__WORK REQUIRED__: Look through the listing below and report how many lines contain "George", as a bare number.

Items from a data source:
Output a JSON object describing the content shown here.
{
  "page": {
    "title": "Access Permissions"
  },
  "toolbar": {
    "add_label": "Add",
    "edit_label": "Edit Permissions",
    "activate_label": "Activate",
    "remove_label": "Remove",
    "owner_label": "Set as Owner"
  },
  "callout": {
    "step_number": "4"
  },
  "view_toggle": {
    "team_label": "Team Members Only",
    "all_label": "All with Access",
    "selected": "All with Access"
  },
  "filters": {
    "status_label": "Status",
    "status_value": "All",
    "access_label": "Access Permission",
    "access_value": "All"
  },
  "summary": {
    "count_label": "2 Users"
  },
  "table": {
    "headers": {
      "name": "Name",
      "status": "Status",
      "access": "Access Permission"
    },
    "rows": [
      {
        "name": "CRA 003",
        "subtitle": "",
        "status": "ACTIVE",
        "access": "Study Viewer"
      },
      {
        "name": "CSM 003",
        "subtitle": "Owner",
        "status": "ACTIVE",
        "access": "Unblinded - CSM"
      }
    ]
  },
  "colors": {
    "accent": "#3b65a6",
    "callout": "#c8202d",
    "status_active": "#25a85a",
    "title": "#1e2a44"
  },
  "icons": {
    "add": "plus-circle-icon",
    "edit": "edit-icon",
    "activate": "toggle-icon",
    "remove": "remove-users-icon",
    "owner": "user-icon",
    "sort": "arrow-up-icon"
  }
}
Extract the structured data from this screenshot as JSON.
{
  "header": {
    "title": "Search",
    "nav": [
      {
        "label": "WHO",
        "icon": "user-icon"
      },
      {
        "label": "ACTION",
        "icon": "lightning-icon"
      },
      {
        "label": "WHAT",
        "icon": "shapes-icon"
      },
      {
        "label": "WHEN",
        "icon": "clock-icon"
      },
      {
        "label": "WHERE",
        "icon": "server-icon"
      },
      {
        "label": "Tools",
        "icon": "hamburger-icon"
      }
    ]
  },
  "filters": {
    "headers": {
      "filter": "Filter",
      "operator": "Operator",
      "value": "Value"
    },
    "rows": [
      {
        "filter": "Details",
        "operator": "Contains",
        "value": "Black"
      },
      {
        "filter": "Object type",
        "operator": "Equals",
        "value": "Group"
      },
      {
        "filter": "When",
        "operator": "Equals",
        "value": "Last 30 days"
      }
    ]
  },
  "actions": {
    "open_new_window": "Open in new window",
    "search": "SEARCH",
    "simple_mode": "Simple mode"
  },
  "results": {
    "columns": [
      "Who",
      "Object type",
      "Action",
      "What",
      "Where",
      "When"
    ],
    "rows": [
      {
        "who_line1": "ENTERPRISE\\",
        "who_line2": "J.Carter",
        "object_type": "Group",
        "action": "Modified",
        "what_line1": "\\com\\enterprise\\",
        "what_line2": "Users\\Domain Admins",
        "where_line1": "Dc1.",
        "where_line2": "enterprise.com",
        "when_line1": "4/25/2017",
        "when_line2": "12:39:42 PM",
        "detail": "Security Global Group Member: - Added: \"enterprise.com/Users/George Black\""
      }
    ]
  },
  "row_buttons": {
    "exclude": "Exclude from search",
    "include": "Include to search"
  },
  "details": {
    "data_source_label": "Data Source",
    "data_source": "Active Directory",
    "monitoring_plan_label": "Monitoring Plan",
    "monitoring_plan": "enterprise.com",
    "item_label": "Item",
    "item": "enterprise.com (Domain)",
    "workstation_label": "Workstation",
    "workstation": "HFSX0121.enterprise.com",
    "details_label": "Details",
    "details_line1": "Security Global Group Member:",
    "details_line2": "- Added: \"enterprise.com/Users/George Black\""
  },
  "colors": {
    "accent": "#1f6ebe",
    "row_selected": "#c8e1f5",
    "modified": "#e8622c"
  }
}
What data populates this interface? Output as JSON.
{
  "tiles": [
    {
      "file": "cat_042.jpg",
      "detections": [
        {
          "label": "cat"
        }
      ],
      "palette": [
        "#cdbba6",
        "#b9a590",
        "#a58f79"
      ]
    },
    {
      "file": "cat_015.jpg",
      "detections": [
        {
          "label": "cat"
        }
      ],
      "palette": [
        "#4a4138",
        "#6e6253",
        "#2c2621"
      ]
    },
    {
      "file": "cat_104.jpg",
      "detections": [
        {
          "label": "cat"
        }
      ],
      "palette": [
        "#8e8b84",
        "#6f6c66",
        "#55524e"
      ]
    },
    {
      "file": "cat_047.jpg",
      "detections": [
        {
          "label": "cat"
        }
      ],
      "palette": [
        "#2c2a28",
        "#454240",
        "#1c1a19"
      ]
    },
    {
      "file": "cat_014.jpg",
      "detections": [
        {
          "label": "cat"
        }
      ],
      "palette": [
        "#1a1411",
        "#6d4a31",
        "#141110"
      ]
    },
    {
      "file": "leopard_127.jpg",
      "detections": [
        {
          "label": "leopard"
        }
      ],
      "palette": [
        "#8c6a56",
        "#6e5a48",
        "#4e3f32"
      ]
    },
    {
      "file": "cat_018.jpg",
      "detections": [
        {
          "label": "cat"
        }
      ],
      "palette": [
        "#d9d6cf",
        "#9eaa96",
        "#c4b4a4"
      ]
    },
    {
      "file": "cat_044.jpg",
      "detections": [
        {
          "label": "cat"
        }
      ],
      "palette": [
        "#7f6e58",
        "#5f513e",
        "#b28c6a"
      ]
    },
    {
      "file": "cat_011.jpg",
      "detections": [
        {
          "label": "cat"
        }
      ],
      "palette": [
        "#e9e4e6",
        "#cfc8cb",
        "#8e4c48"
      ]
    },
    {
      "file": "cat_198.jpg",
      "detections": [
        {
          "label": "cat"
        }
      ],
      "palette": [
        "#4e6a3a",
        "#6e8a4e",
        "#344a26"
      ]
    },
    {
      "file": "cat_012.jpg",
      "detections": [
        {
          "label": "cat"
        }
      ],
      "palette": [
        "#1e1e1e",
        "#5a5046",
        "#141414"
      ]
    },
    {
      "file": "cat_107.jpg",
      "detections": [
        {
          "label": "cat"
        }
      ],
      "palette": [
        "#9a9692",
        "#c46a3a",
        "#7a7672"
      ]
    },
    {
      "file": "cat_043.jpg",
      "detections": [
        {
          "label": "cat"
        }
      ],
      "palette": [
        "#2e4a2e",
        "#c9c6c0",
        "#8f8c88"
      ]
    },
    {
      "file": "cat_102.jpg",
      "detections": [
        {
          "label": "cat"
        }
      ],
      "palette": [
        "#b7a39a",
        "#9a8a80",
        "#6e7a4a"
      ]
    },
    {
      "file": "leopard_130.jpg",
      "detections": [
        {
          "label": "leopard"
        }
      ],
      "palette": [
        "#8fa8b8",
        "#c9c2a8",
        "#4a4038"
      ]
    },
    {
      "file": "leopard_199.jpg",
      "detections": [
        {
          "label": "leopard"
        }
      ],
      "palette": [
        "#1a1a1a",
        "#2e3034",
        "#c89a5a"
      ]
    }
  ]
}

__OUTPUT OF THE EXERCISE__: 2